BRIEF
Show every line where "html" occurs.

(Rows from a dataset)

* START *

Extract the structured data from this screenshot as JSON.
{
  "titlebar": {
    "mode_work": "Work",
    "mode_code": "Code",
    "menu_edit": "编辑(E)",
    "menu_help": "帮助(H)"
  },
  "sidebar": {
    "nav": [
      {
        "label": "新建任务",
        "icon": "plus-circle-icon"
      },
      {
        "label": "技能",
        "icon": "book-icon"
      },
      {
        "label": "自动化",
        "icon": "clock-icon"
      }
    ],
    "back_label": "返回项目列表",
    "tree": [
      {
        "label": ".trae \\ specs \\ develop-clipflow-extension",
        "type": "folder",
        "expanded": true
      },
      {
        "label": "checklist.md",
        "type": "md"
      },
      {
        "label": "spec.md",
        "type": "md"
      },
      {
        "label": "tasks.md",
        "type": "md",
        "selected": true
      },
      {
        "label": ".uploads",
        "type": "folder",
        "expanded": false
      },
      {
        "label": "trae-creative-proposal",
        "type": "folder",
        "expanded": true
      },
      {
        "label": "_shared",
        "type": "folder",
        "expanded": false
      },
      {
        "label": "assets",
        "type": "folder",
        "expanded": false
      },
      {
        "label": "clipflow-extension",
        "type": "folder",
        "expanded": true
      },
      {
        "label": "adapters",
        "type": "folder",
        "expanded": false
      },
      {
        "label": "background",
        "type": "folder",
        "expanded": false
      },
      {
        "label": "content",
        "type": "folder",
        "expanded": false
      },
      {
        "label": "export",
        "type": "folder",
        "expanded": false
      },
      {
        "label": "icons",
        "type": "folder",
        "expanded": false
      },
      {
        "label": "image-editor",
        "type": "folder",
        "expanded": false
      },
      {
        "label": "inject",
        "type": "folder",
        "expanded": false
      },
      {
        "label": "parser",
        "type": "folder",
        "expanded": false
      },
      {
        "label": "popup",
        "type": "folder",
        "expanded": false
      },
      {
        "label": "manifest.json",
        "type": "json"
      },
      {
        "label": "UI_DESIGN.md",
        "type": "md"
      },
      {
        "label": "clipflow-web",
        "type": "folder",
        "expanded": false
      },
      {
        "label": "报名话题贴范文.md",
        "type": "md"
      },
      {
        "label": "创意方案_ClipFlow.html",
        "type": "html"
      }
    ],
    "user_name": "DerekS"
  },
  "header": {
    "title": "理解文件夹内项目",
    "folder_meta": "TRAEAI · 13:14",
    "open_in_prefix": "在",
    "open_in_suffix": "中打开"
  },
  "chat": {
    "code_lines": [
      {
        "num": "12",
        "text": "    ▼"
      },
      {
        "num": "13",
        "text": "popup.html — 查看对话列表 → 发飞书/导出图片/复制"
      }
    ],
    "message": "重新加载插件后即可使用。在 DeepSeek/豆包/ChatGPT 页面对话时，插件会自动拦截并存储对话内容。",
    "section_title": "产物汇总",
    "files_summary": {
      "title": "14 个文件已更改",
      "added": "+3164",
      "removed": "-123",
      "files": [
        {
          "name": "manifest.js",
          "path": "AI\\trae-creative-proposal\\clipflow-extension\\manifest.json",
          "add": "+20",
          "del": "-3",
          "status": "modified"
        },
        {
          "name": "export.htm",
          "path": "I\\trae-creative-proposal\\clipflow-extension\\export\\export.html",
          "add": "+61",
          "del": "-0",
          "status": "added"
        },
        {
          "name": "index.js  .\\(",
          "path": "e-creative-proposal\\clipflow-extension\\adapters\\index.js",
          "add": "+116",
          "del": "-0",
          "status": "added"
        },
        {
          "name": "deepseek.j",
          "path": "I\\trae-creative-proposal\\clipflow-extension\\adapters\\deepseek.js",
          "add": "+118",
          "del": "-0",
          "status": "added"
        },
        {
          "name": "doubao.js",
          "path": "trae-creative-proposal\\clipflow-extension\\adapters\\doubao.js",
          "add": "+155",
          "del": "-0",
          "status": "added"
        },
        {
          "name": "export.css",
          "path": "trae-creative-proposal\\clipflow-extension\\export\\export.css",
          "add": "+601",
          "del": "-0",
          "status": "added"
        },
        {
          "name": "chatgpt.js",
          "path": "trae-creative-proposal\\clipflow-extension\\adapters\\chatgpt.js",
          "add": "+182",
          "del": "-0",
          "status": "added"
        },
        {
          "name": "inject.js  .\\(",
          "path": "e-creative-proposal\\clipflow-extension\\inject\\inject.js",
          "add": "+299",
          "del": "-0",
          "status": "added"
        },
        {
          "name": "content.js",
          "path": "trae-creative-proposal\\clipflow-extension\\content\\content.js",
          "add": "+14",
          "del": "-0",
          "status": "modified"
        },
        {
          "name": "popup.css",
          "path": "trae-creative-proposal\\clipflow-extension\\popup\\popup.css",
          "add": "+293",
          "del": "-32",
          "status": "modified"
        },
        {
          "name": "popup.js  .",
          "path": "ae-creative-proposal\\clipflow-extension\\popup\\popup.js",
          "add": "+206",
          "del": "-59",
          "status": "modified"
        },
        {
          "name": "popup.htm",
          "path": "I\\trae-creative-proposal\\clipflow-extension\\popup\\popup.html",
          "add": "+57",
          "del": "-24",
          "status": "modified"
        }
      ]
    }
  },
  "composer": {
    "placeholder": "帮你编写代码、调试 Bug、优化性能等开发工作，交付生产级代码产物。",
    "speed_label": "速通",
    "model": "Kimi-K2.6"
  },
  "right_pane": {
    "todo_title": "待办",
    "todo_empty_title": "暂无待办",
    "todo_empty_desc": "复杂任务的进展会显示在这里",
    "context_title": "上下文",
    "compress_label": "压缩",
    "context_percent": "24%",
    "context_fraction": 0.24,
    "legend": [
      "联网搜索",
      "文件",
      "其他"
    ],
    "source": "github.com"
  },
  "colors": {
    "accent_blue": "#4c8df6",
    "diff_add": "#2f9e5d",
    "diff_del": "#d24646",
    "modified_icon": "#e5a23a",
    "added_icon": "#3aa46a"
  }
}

* END *
* START *

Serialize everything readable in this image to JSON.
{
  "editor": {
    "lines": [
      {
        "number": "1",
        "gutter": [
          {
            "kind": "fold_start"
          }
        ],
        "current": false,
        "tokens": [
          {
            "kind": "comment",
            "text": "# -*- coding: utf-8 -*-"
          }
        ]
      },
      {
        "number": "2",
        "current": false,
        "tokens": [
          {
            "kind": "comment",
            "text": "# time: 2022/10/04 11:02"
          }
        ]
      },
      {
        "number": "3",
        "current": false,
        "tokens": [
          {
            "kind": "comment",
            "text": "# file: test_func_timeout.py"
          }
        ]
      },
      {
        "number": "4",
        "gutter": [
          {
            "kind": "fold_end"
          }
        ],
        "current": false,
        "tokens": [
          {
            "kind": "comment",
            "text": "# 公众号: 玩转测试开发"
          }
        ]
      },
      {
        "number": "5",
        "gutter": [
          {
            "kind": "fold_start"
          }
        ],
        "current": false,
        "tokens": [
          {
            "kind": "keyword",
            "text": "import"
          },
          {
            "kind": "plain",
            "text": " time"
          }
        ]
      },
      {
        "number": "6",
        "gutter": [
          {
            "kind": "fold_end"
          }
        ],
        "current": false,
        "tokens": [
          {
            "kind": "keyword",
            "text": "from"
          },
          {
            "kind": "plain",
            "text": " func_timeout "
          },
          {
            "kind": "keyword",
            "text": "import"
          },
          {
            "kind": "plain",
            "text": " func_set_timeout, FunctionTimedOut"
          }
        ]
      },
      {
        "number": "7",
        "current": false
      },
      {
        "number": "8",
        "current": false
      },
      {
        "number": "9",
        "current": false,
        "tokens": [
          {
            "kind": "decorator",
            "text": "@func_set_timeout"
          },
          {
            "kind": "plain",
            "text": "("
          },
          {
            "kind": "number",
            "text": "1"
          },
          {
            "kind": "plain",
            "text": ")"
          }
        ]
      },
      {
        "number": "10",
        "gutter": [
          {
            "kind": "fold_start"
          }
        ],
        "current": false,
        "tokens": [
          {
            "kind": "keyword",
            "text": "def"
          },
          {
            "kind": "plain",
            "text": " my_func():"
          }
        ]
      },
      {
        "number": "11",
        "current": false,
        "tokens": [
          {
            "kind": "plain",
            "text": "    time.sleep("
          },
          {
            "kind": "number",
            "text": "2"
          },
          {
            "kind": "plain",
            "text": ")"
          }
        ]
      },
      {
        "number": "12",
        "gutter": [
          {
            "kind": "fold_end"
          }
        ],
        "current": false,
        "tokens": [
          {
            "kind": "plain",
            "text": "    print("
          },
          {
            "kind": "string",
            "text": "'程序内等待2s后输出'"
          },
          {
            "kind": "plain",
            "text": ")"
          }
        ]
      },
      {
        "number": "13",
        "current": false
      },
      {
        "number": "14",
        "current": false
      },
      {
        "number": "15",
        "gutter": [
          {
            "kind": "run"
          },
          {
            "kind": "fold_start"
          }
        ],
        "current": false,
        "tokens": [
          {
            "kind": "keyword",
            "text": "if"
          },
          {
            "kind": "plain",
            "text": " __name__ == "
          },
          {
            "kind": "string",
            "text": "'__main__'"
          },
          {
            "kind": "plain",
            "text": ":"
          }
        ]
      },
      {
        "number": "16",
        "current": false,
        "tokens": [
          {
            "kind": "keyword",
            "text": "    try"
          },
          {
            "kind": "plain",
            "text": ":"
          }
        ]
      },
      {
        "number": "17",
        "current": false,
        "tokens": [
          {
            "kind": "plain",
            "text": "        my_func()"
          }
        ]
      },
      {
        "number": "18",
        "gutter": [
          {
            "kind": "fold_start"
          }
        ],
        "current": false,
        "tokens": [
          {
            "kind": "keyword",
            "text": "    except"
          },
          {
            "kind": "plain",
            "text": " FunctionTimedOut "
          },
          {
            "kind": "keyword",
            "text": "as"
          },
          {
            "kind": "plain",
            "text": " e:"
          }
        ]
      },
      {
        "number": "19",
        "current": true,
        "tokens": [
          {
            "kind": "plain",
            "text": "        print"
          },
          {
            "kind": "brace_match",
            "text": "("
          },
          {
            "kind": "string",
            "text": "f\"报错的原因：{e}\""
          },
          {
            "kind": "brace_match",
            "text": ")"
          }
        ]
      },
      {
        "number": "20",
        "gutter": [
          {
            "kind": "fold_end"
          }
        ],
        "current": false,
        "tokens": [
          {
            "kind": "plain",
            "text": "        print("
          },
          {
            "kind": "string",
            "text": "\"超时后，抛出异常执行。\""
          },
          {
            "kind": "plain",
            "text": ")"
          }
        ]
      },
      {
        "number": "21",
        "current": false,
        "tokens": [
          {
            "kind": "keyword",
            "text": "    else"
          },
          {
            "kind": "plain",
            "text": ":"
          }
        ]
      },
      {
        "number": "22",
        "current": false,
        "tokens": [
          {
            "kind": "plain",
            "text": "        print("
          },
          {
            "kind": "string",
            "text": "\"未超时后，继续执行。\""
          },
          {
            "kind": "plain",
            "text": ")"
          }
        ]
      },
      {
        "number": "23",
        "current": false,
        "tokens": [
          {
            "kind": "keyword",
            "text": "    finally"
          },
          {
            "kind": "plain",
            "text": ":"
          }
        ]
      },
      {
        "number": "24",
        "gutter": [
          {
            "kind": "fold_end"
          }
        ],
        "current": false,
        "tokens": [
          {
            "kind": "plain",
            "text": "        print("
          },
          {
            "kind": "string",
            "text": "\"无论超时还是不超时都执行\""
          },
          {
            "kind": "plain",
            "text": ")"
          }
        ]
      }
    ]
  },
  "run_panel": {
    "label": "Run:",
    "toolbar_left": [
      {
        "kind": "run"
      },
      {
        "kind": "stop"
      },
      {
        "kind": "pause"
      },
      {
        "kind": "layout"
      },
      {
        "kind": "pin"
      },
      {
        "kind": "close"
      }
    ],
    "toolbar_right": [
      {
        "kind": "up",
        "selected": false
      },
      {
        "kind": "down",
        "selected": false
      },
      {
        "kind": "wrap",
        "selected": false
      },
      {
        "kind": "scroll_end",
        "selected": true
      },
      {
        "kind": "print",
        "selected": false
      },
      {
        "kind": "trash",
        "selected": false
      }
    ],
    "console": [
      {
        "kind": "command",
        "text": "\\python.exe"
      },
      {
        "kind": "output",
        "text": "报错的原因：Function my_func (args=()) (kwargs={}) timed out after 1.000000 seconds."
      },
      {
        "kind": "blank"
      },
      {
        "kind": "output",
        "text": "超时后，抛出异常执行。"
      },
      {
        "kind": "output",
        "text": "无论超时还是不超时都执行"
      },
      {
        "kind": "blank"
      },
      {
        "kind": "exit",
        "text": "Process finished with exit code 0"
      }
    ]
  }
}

* END *
* START *

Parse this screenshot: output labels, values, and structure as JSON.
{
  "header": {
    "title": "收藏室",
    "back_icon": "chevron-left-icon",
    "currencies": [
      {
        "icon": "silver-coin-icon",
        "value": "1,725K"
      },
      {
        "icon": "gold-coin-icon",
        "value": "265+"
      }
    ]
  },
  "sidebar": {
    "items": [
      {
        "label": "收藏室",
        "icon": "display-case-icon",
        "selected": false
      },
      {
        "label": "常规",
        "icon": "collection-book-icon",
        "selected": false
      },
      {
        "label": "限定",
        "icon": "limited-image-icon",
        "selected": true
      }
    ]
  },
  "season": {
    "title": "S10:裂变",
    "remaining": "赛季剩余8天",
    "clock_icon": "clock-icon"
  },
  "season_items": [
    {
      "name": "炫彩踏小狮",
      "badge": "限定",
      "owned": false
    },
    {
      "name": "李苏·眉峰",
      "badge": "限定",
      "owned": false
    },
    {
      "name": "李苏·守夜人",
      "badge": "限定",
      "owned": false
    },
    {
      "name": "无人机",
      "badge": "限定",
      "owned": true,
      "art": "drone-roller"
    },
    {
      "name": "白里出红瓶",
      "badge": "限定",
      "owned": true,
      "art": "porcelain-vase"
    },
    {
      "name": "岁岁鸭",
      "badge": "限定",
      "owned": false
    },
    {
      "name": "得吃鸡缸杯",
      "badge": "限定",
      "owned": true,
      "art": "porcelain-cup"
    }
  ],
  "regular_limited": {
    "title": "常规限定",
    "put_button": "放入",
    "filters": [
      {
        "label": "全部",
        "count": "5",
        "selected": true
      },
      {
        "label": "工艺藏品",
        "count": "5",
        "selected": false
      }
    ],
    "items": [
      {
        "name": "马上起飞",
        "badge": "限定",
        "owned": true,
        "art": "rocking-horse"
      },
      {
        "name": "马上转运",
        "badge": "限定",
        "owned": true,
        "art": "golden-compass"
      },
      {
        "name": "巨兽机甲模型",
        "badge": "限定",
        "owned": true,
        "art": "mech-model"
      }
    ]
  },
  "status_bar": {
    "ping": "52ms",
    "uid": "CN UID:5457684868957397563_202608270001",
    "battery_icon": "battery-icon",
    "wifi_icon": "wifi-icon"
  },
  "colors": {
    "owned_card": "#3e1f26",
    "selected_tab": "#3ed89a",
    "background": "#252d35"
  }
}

* END *

THE RESULT
        "label": "创意方案_ClipFlow.html",
        "type": "html"
        "text": "popup.html — 查看对话列表 → 发飞书/导出图片/复制"
          "path": "I\\trae-creative-proposal\\clipflow-extension\\export\\export.html",
          "path": "I\\trae-creative-proposal\\clipflow-extension\\popup\\popup.html",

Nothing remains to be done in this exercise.